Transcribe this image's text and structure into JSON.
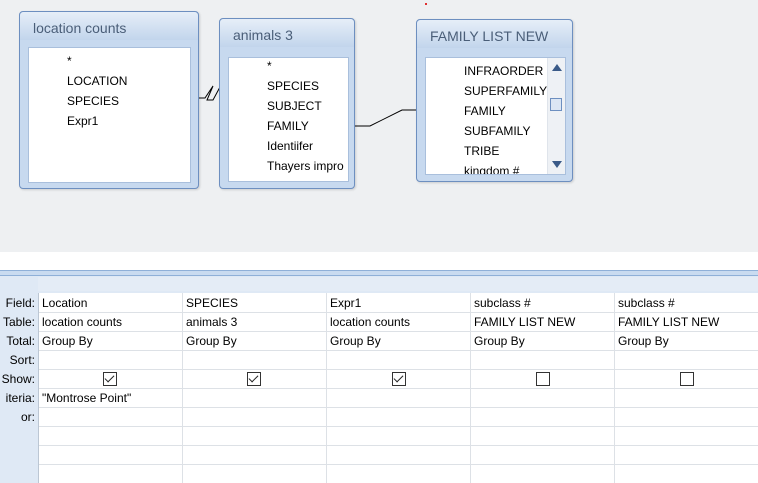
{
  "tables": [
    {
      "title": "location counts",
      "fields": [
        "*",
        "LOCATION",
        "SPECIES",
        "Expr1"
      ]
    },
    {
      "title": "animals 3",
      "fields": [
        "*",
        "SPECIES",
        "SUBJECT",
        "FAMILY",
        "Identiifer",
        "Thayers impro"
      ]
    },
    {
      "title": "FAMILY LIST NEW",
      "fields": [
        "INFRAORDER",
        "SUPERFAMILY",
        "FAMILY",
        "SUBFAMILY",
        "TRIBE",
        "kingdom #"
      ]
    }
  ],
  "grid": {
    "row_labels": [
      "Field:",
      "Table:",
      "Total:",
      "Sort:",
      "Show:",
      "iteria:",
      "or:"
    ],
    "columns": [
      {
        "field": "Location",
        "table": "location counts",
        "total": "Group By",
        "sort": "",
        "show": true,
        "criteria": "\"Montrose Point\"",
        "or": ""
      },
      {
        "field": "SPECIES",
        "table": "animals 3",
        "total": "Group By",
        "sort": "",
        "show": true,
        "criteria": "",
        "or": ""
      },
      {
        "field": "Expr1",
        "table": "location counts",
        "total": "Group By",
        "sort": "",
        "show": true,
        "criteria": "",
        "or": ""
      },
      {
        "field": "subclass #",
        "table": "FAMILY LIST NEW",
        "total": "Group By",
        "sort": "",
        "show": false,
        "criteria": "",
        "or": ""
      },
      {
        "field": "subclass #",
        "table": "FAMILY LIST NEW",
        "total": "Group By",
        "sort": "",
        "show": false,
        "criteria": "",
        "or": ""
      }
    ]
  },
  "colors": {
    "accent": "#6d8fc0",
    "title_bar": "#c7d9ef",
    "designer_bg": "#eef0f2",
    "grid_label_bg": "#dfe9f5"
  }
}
·····
→ WHAT THE EXERCISE ASKS:
All of the entries above should be duplicated exactly, except for the pictures.

→ THE RESPONSE:
Transcribe this image's text and structure into JSON.
{
  "tables": [
    {
      "title": "location counts",
      "fields": [
        "*",
        "LOCATION",
        "SPECIES",
        "Expr1"
      ]
    },
    {
      "title": "animals 3",
      "fields": [
        "*",
        "SPECIES",
        "SUBJECT",
        "FAMILY",
        "Identiifer",
        "Thayers impro"
      ]
    },
    {
      "title": "FAMILY LIST NEW",
      "fields": [
        "INFRAORDER",
        "SUPERFAMILY",
        "FAMILY",
        "SUBFAMILY",
        "TRIBE",
        "kingdom #"
      ]
    }
  ],
  "grid": {
    "row_labels": [
      "Field:",
      "Table:",
      "Total:",
      "Sort:",
      "Show:",
      "iteria:",
      "or:"
    ],
    "columns": [
      {
        "field": "Location",
        "table": "location counts",
        "total": "Group By",
        "sort": "",
        "show": true,
        "criteria": "\"Montrose Point\"",
        "or": ""
      },
      {
        "field": "SPECIES",
        "table": "animals 3",
        "total": "Group By",
        "sort": "",
        "show": true,
        "criteria": "",
        "or": ""
      },
      {
        "field": "Expr1",
        "table": "location counts",
        "total": "Group By",
        "sort": "",
        "show": true,
        "criteria": "",
        "or": ""
      },
      {
        "field": "subclass #",
        "table": "FAMILY LIST NEW",
        "total": "Group By",
        "sort": "",
        "show": false,
        "criteria": "",
        "or": ""
      },
      {
        "field": "subclass #",
        "table": "FAMILY LIST NEW",
        "total": "Group By",
        "sort": "",
        "show": false,
        "criteria": "",
        "or": ""
      }
    ]
  },
  "colors": {
    "accent": "#6d8fc0",
    "title_bar": "#c7d9ef",
    "designer_bg": "#eef0f2",
    "grid_label_bg": "#dfe9f5"
  }
}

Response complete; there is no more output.